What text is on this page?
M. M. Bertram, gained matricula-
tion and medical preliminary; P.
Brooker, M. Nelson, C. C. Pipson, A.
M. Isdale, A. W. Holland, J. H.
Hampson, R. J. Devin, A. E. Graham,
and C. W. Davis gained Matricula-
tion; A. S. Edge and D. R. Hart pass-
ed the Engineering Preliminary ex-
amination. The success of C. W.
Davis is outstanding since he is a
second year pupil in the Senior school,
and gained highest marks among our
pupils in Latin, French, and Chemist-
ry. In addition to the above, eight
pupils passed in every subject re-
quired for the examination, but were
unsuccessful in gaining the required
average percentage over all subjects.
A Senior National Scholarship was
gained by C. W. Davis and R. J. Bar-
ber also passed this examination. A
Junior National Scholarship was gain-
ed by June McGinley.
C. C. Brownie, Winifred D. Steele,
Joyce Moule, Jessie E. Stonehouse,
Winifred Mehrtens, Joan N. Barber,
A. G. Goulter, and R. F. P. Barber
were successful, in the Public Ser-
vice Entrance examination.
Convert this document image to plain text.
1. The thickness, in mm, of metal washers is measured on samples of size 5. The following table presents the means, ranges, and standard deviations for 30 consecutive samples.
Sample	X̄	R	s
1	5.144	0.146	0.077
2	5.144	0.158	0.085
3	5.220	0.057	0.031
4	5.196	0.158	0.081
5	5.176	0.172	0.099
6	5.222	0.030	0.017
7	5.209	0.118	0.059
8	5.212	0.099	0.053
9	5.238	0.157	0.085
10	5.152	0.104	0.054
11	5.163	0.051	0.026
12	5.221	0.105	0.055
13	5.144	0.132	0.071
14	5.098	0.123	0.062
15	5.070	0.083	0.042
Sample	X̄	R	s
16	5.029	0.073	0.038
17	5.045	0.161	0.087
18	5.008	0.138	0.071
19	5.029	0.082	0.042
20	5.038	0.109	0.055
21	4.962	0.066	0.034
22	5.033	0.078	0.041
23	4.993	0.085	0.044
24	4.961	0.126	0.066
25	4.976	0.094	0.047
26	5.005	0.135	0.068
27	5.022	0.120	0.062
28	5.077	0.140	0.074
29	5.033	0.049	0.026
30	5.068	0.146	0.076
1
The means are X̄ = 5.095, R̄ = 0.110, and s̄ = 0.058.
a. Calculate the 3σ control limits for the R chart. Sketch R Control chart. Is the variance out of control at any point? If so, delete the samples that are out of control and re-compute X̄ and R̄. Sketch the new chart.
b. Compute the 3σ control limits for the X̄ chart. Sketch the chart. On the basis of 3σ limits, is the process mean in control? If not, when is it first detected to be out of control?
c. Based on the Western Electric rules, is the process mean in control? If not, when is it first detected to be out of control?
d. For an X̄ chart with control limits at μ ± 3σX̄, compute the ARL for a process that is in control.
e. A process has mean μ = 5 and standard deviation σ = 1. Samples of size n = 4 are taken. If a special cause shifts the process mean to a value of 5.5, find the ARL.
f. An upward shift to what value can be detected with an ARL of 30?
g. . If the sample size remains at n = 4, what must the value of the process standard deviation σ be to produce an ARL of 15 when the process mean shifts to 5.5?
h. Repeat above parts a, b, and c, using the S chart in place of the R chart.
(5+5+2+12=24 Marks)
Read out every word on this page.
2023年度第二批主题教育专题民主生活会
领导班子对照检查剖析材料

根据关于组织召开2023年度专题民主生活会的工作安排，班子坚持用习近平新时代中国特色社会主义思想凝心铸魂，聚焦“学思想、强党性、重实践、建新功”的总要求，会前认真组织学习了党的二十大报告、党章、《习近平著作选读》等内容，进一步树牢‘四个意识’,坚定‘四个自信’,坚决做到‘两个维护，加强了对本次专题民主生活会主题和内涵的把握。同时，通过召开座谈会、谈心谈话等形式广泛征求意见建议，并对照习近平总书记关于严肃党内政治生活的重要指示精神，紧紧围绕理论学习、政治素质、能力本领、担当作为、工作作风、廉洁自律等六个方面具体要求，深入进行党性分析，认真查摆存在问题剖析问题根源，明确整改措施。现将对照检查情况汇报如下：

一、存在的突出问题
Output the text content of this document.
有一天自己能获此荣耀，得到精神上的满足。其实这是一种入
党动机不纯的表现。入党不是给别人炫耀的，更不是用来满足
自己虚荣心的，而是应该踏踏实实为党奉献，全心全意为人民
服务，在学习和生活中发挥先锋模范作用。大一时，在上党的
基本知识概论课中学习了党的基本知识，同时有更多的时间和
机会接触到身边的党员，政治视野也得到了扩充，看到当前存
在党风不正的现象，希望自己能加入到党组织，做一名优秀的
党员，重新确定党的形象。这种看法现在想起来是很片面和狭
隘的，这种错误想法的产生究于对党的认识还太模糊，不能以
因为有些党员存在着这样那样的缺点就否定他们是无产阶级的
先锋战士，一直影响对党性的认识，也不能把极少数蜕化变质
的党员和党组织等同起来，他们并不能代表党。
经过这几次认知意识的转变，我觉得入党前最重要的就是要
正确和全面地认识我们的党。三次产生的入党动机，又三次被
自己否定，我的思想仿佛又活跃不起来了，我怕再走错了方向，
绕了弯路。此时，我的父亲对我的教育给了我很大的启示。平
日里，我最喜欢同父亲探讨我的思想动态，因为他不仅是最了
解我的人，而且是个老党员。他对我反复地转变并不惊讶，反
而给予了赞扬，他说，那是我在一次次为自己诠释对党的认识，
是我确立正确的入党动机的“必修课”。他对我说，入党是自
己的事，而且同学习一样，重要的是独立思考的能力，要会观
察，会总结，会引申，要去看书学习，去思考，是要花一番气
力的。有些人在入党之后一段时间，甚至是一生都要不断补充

----------------

Reproduce all the records precisely.

#### SOLUTION TO THIS PROBLEM
What text is on this page?
M. M. Bertram, gained matricula-
tion and medical preliminary; P.
Brooker, M. Nelson, C. C. Pipson, A.
M. Isdale, A. W. Holland, J. H.
Hampson, R. J. Devin, A. E. Graham,
and C. W. Davis gained Matricula-
tion; A. S. Edge and D. R. Hart pass-
ed the Engineering Preliminary ex-
amination. The success of C. W.
Davis is outstanding since he is a
second year pupil in the Senior school,
and gained highest marks among our
pupils in Latin, French, and Chemist-
ry. In addition to the above, eight
pupils passed in every subject re-
quired for the examination, but were
unsuccessful in gaining the required
average percentage over all subjects.
A Senior National Scholarship was
gained by C. W. Davis and R. J. Bar-
ber also passed this examination. A
Junior National Scholarship was gain-
ed by June McGinley.
C. C. Brownie, Winifred D. Steele,
Joyce Moule, Jessie E. Stonehouse,
Winifred Mehrtens, Joan N. Barber,
A. G. Goulter, and R. F. P. Barber
were successful, in the Public Ser-
vice Entrance examination.
Convert this document image to plain text.
1. The thickness, in mm, of metal washers is measured on samples of size 5. The following table presents the means, ranges, and standard deviations for 30 consecutive samples.
Sample	X̄	R	s
1	5.144	0.146	0.077
2	5.144	0.158	0.085
3	5.220	0.057	0.031
4	5.196	0.158	0.081
5	5.176	0.172	0.099
6	5.222	0.030	0.017
7	5.209	0.118	0.059
8	5.212	0.099	0.053
9	5.238	0.157	0.085
10	5.152	0.104	0.054
11	5.163	0.051	0.026
12	5.221	0.105	0.055
13	5.144	0.132	0.071
14	5.098	0.123	0.062
15	5.070	0.083	0.042
Sample	X̄	R	s
16	5.029	0.073	0.038
17	5.045	0.161	0.087
18	5.008	0.138	0.071
19	5.029	0.082	0.042
20	5.038	0.109	0.055
21	4.962	0.066	0.034
22	5.033	0.078	0.041
23	4.993	0.085	0.044
24	4.961	0.126	0.066
25	4.976	0.094	0.047
26	5.005	0.135	0.068
27	5.022	0.120	0.062
28	5.077	0.140	0.074
29	5.033	0.049	0.026
30	5.068	0.146	0.076
1
The means are X̄ = 5.095, R̄ = 0.110, and s̄ = 0.058.
a. Calculate the 3σ control limits for the R chart. Sketch R Control chart. Is the variance out of control at any point? If so, delete the samples that are out of control and re-compute X̄ and R̄. Sketch the new chart.
b. Compute the 3σ control limits for the X̄ chart. Sketch the chart. On the basis of 3σ limits, is the process mean in control? If not, when is it first detected to be out of control?
c. Based on the Western Electric rules, is the process mean in control? If not, when is it first detected to be out of control?
d. For an X̄ chart with control limits at μ ± 3σX̄, compute the ARL for a process that is in control.
e. A process has mean μ = 5 and standard deviation σ = 1. Samples of size n = 4 are taken. If a special cause shifts the process mean to a value of 5.5, find the ARL.
f. An upward shift to what value can be detected with an ARL of 30?
g. . If the sample size remains at n = 4, what must the value of the process standard deviation σ be to produce an ARL of 15 when the process mean shifts to 5.5?
h. Repeat above parts a, b, and c, using the S chart in place of the R chart.
(5+5+2+12=24 Marks)
Read out every word on this page.
2023年度第二批主题教育专题民主生活会
领导班子对照检查剖析材料

根据关于组织召开2023年度专题民主生活会的工作安排，班子坚持用习近平新时代中国特色社会主义思想凝心铸魂，聚焦“学思想、强党性、重实践、建新功”的总要求，会前认真组织学习了党的二十大报告、党章、《习近平著作选读》等内容，进一步树牢‘四个意识’,坚定‘四个自信’,坚决做到‘两个维护，加强了对本次专题民主生活会主题和内涵的把握。同时，通过召开座谈会、谈心谈话等形式广泛征求意见建议，并对照习近平总书记关于严肃党内政治生活的重要指示精神，紧紧围绕理论学习、政治素质、能力本领、担当作为、工作作风、廉洁自律等六个方面具体要求，深入进行党性分析，认真查摆存在问题剖析问题根源，明确整改措施。现将对照检查情况汇报如下：

一、存在的突出问题
Output the text content of this document.
有一天自己能获此荣耀，得到精神上的满足。其实这是一种入
党动机不纯的表现。入党不是给别人炫耀的，更不是用来满足
自己虚荣心的，而是应该踏踏实实为党奉献，全心全意为人民
服务，在学习和生活中发挥先锋模范作用。大一时，在上党的
基本知识概论课中学习了党的基本知识，同时有更多的时间和
机会接触到身边的党员，政治视野也得到了扩充，看到当前存
在党风不正的现象，希望自己能加入到党组织，做一名优秀的
党员，重新确定党的形象。这种看法现在想起来是很片面和狭
隘的，这种错误想法的产生究于对党的认识还太模糊，不能以
因为有些党员存在着这样那样的缺点就否定他们是无产阶级的
先锋战士，一直影响对党性的认识，也不能把极少数蜕化变质
的党员和党组织等同起来，他们并不能代表党。
经过这几次认知意识的转变，我觉得入党前最重要的就是要
正确和全面地认识我们的党。三次产生的入党动机，又三次被
自己否定，我的思想仿佛又活跃不起来了，我怕再走错了方向，
绕了弯路。此时，我的父亲对我的教育给了我很大的启示。平
日里，我最喜欢同父亲探讨我的思想动态，因为他不仅是最了
解我的人，而且是个老党员。他对我反复地转变并不惊讶，反
而给予了赞扬，他说，那是我在一次次为自己诠释对党的认识，
是我确立正确的入党动机的“必修课”。他对我说，入党是自
己的事，而且同学习一样，重要的是独立思考的能力，要会观
察，会总结，会引申，要去看书学习，去思考，是要花一番气
力的。有些人在入党之后一段时间，甚至是一生都要不断补充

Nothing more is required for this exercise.